▸ Task instructions
Where a line contains the word "this", copy that line.

▸ Input rows

···

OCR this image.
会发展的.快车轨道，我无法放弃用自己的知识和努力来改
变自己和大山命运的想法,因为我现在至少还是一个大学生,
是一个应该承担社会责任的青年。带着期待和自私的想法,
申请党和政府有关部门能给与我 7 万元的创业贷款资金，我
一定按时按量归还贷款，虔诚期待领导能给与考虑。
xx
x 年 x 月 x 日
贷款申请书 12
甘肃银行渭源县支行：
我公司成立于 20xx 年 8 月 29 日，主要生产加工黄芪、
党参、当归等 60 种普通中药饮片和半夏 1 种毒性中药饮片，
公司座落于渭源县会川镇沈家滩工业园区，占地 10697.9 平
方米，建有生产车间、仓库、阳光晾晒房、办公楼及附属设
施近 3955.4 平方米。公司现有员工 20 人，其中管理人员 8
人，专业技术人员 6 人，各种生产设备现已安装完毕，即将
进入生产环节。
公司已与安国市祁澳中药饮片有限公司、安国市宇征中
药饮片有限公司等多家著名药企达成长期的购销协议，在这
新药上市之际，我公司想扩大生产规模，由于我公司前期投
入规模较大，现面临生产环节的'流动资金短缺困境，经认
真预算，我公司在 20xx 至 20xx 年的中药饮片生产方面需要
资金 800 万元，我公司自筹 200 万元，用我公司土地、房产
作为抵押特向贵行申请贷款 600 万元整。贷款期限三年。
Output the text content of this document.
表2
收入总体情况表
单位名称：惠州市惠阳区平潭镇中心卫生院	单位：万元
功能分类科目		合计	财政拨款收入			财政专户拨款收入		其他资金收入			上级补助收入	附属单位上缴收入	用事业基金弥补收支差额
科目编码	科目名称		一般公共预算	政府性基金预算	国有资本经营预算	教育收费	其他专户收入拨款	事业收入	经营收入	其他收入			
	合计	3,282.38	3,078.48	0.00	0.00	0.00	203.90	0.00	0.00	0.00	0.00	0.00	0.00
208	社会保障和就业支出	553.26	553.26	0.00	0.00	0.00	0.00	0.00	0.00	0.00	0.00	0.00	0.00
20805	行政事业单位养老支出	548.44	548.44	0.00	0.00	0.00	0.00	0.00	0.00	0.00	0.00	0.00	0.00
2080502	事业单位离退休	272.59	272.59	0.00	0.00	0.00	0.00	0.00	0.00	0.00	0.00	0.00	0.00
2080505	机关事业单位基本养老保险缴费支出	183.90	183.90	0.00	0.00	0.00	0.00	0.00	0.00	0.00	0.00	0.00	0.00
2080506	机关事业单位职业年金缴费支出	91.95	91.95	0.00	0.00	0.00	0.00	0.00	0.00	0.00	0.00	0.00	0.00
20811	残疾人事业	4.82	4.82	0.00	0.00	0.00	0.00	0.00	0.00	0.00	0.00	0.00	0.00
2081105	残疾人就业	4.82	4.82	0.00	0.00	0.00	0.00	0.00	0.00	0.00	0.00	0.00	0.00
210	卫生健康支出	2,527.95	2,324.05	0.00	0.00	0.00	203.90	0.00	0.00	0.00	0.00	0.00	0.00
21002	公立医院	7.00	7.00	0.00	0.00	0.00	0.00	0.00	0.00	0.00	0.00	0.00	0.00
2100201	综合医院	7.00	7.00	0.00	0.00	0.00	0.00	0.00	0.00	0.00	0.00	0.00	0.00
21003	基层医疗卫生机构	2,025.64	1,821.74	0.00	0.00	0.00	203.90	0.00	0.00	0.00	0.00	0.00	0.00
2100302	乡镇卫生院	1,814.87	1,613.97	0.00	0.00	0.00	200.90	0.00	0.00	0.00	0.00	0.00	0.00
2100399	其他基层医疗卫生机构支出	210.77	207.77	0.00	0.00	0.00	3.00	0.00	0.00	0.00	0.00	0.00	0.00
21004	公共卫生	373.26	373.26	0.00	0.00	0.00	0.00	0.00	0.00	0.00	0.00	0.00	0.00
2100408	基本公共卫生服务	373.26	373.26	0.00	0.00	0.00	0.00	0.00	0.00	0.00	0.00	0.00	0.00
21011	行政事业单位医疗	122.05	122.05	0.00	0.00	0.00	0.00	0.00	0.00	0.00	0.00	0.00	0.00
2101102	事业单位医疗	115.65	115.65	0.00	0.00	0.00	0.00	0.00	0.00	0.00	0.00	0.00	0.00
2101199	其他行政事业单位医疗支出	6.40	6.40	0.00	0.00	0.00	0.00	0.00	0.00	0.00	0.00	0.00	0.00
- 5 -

···

▸ Expected answer
OCR this image.
Output the text content of this document.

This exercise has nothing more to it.